*Passage for review:*
WM: That’s kind of where this whole concept came in because anecdotally many, many people in town have come up with their own routines to find out what’s going on in their community. …The problem with that is … you’re not trained to go out and search for the news. …You’re not a journalist. And the news delivery really should be brainless … it should just magically show up on your doorstep, in your driveway, in your inbox, wherever, and you shouldn’t have to go looking for it. … What we’re trying to do is pull that all together and then basically be a one stop shop for people to get their news and then move on with their day. … There is no newspaper of record or information source of record. Noozhawk aims to change that.

LD: Where does the name Noozhawk come from?

WM: News hawk is slang for a newspaper reporter, so we just had a little Web 2.0ish fun with the news end of it and named it Noozhawk. Plus hawks are flying everywhere and they see everything.

LD: Why are you personally doing this?

WM: Because I’m not qualified to do anything else.

I’m too old for the Dodgers, although they could use me. I’m personally doing this because I’m very committed to Santa Barbara. I’m proud to live here. I love this community and I don’t like the fact that it’s not being served by its media. I think I know how to put together a quality news product, and I know I know the community, and what I’m trying to do is marry those two and fill a void.

(Records in a dataset)
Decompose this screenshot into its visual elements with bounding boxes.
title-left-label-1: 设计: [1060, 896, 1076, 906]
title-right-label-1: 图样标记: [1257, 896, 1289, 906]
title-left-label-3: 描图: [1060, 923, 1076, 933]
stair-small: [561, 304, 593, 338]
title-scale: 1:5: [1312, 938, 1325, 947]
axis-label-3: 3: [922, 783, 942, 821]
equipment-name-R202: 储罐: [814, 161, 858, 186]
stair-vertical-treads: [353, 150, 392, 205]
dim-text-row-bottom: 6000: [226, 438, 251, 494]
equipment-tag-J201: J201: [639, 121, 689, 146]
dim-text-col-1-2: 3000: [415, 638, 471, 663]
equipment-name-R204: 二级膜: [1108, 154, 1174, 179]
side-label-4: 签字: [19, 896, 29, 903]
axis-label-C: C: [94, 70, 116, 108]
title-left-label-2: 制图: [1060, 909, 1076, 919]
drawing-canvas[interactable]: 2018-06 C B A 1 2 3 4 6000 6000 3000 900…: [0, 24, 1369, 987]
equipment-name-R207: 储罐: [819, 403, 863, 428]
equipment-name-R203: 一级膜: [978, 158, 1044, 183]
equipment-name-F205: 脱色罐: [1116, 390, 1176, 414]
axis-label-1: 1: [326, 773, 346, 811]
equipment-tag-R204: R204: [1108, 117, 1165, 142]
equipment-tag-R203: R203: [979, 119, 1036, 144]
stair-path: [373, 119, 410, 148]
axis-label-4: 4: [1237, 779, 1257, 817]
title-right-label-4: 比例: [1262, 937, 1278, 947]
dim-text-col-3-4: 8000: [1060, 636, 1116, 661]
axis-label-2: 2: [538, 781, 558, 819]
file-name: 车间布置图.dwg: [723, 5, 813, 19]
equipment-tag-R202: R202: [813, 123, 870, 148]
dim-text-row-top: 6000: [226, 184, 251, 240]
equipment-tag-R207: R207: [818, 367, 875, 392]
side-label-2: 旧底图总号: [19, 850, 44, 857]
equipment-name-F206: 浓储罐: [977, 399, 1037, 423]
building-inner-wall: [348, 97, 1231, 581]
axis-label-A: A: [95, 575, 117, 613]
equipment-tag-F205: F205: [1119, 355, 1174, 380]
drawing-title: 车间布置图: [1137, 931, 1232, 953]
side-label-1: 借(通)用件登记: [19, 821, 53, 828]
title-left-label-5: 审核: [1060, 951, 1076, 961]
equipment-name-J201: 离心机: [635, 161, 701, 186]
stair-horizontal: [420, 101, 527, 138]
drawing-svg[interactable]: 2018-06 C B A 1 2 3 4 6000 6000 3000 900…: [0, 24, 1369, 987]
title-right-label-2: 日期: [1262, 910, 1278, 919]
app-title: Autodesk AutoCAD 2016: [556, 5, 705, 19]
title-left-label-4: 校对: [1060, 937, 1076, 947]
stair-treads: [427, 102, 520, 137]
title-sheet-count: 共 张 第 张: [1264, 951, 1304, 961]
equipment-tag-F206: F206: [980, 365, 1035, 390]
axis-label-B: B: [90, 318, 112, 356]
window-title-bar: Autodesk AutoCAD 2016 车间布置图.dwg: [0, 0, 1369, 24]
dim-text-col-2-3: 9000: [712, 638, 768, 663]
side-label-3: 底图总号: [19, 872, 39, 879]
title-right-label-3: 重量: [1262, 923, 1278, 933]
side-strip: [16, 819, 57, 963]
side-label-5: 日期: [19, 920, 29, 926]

*To do:*
1 - According to the Noozhawk interview, what does the slang term "news hawk" mean?
2 - Write the next part of the Noozhawk interview, starting after its last sentence.

*Results by task:*
1 - A newspaper reporter.

2 -
LD: Why will this succeed when other start-up news ventures have failed?

WM: I have no idea what you’re talking about. (Laughs) Henry Ford said, “Failure is an opportunity to start anew only more intelligently.” And that’s what I am doing. I would not have undertaken this endeavor without the Beacon experience and part of that is, I think the Beacon was a fantastic newspaper. Certainly it served its readers very well. … But it failed as a business because we weren’t able to connect with the advertisers quickly enough. And so with Noozhawk, the genesis and evolution of that has been the opposite. I started out talking to advertisers first.

LD: So it feels like they are ready to embrace the Internet?

WM: That’s interesting because when we had the Beacon and we talked about the web part of it, the readership just wasn’t there yet … That dynamic and that whole attitude has changed. What I found in talking to those advertisers is that when I went back to them last fall and started talking to them about this project, their reaction was, “I’m done with print, it no longer works for me, it’s all about the Internet. Internet, Internet, Internet.”

When I first had the idea, older readers, retirees, who had been the core newspaper readers for generations, were resistant to the concept. …Then as time went on, and the Santa Barbara situation kind of deteriorated, I was finding even at the retiree level, the former newspaper reader level, those people were saying, “You know what. I’m actually finding my news online and it’s not that bad. I don’t really miss that routine.” Plus it’s environmentally friendly

LD: Are there any other models or any other communities that are already doing this kind of thing successfully?

WM: Not that I could find with a successful advertising model. … For this to succeed, the business community needs to support it and see it as a worthwhile endeavor that’s effective for their needs.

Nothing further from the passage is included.